(Stored entries)
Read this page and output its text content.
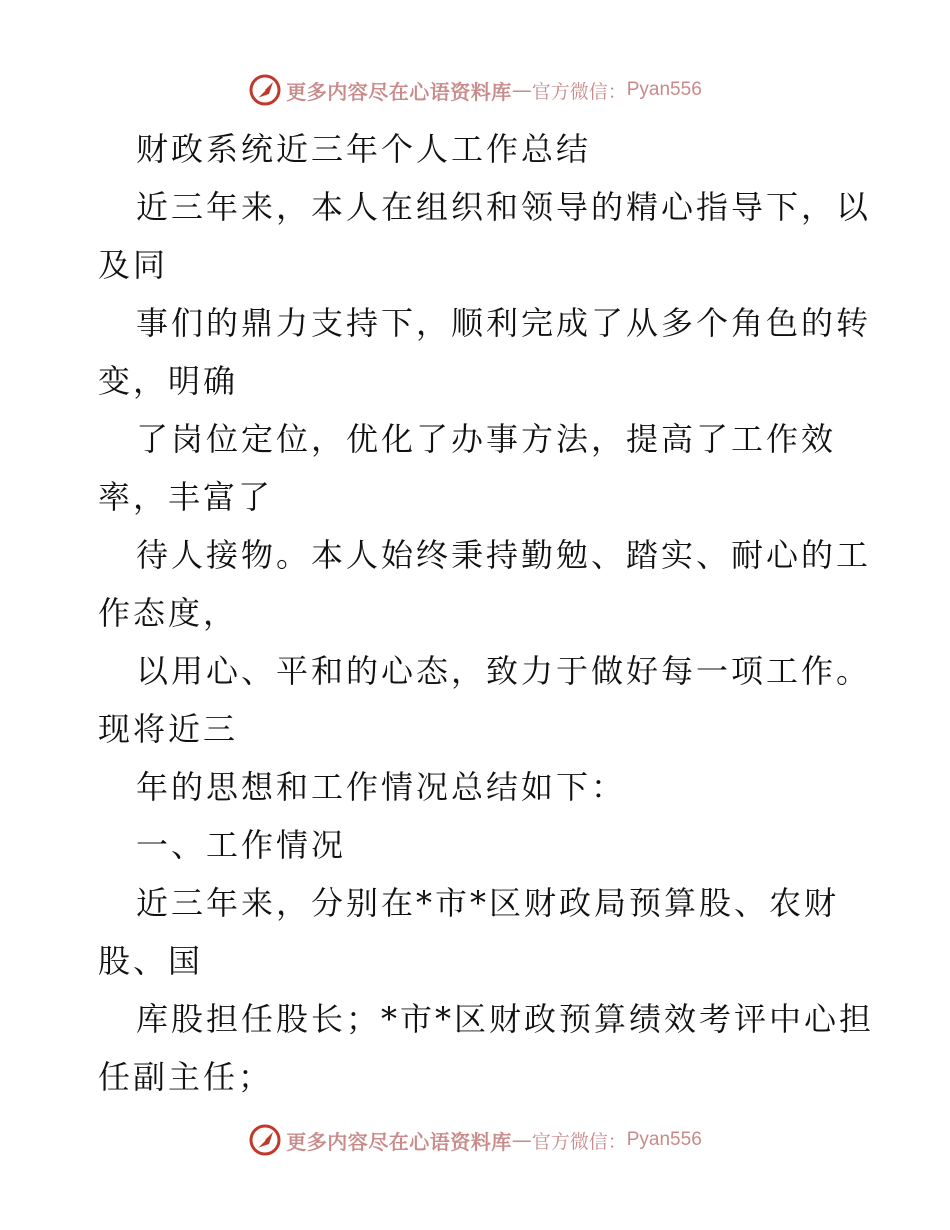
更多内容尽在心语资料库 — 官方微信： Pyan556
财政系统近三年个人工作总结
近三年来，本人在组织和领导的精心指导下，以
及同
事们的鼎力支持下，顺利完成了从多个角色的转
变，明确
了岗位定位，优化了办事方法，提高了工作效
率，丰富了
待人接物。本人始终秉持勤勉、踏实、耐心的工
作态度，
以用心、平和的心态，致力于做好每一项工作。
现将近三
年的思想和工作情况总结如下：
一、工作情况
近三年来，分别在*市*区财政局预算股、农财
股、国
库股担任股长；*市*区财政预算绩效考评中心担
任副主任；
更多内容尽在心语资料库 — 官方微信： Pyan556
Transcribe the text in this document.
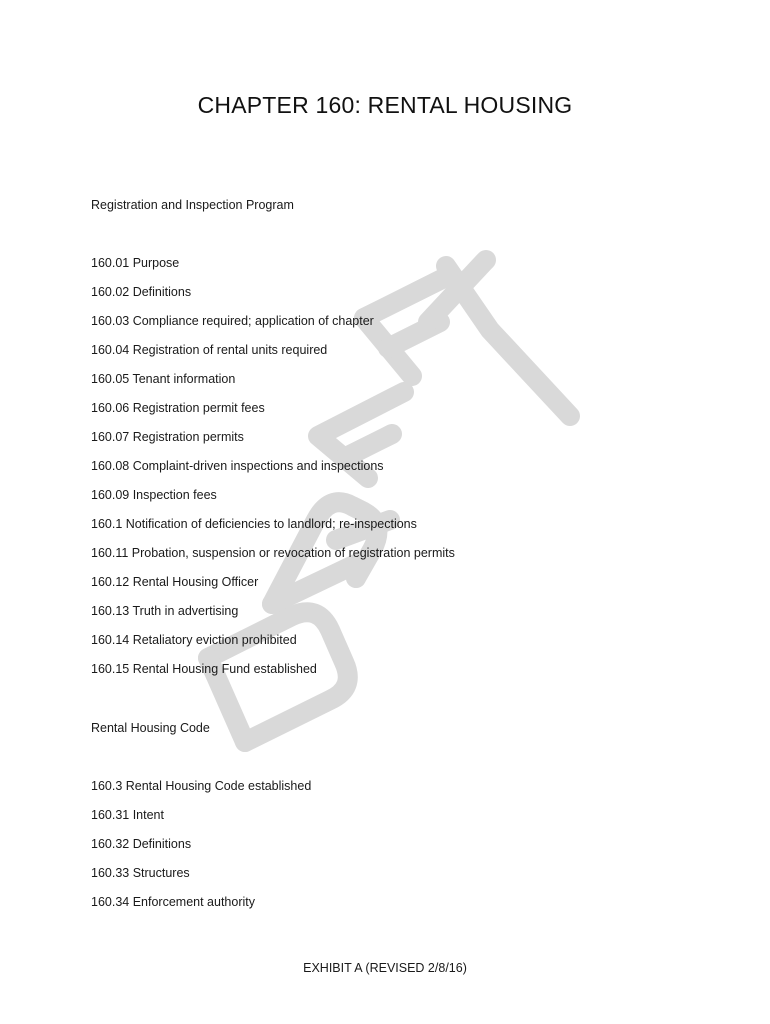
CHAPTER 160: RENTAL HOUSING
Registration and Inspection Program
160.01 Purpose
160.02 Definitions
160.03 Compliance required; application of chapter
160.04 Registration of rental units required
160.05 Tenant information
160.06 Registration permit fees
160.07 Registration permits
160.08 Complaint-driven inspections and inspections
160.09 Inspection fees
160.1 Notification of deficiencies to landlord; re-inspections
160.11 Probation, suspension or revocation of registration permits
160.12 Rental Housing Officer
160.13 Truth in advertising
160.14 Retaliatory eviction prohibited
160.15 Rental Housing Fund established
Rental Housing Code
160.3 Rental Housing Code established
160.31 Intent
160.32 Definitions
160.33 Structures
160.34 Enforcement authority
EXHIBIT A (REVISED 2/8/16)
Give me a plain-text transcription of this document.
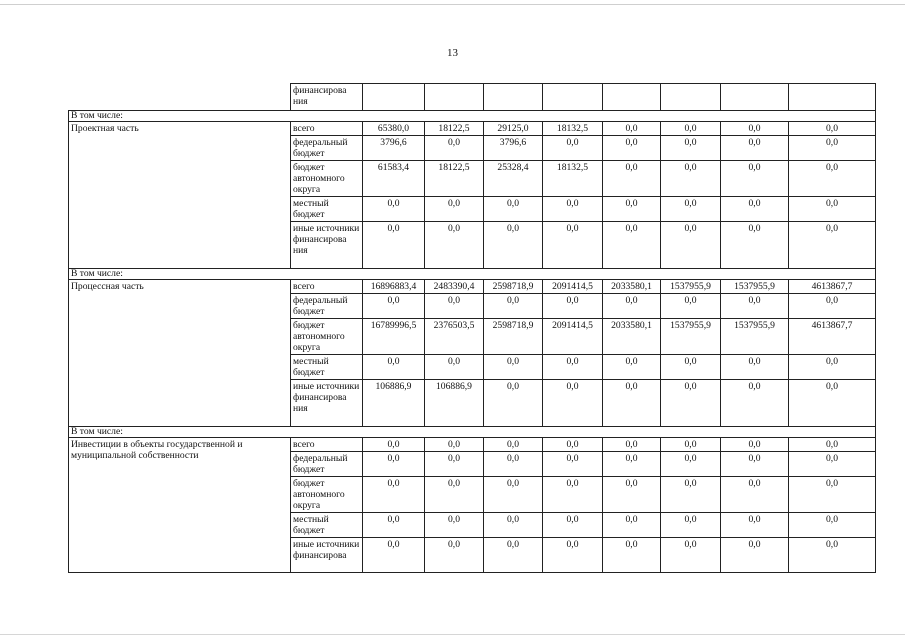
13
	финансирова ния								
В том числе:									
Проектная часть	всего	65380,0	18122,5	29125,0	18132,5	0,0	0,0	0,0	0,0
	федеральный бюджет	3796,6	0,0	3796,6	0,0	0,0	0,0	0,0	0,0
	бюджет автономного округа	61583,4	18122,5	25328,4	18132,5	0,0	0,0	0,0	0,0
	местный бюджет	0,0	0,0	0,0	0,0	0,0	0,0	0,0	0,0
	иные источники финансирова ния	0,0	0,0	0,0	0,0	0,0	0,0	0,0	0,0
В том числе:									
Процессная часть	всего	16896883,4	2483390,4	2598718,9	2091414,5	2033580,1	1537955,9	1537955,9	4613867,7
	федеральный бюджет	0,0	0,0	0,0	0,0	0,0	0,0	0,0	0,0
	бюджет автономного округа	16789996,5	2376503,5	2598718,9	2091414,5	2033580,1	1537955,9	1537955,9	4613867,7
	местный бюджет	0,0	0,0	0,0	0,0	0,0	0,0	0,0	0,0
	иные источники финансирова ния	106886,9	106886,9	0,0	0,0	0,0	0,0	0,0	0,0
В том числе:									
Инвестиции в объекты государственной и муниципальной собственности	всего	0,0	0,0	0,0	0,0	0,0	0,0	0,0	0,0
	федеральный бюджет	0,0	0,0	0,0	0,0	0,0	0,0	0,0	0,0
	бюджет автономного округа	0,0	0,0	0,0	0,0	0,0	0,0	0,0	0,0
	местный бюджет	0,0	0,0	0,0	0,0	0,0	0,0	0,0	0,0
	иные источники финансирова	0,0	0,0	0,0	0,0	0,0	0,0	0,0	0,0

**Problem details**
Without including any pictures, please restate all the records exactly.

**Exercise response**
Read this page and output its text content.
更多内容尽在心语资料库 — 官方微信： Pyan556
财政系统近三年个人工作总结
近三年来，本人在组织和领导的精心指导下，以
及同
事们的鼎力支持下，顺利完成了从多个角色的转
变，明确
了岗位定位，优化了办事方法，提高了工作效
率，丰富了
待人接物。本人始终秉持勤勉、踏实、耐心的工
作态度，
以用心、平和的心态，致力于做好每一项工作。
现将近三
年的思想和工作情况总结如下：
一、工作情况
近三年来，分别在*市*区财政局预算股、农财
股、国
库股担任股长；*市*区财政预算绩效考评中心担
任副主任；
更多内容尽在心语资料库 — 官方微信： Pyan556
Transcribe the text in this document.
CHAPTER 160: RENTAL HOUSING
Registration and Inspection Program
160.01 Purpose
160.02 Definitions
160.03 Compliance required; application of chapter
160.04 Registration of rental units required
160.05 Tenant information
160.06 Registration permit fees
160.07 Registration permits
160.08 Complaint-driven inspections and inspections
160.09 Inspection fees
160.1 Notification of deficiencies to landlord; re-inspections
160.11 Probation, suspension or revocation of registration permits
160.12 Rental Housing Officer
160.13 Truth in advertising
160.14 Retaliatory eviction prohibited
160.15 Rental Housing Fund established
Rental Housing Code
160.3 Rental Housing Code established
160.31 Intent
160.32 Definitions
160.33 Structures
160.34 Enforcement authority
EXHIBIT A (REVISED 2/8/16)
Give me a plain-text transcription of this document.
13
	финансирова ния								
В том числе:									
Проектная часть	всего	65380,0	18122,5	29125,0	18132,5	0,0	0,0	0,0	0,0
	федеральный бюджет	3796,6	0,0	3796,6	0,0	0,0	0,0	0,0	0,0
	бюджет автономного округа	61583,4	18122,5	25328,4	18132,5	0,0	0,0	0,0	0,0
	местный бюджет	0,0	0,0	0,0	0,0	0,0	0,0	0,0	0,0
	иные источники финансирова ния	0,0	0,0	0,0	0,0	0,0	0,0	0,0	0,0
В том числе:									
Процессная часть	всего	16896883,4	2483390,4	2598718,9	2091414,5	2033580,1	1537955,9	1537955,9	4613867,7
	федеральный бюджет	0,0	0,0	0,0	0,0	0,0	0,0	0,0	0,0
	бюджет автономного округа	16789996,5	2376503,5	2598718,9	2091414,5	2033580,1	1537955,9	1537955,9	4613867,7
	местный бюджет	0,0	0,0	0,0	0,0	0,0	0,0	0,0	0,0
	иные источники финансирова ния	106886,9	106886,9	0,0	0,0	0,0	0,0	0,0	0,0
В том числе:									
Инвестиции в объекты государственной и муниципальной собственности	всего	0,0	0,0	0,0	0,0	0,0	0,0	0,0	0,0
	федеральный бюджет	0,0	0,0	0,0	0,0	0,0	0,0	0,0	0,0
	бюджет автономного округа	0,0	0,0	0,0	0,0	0,0	0,0	0,0	0,0
	местный бюджет	0,0	0,0	0,0	0,0	0,0	0,0	0,0	0,0
	иные источники финансирова	0,0	0,0	0,0	0,0	0,0	0,0	0,0	0,0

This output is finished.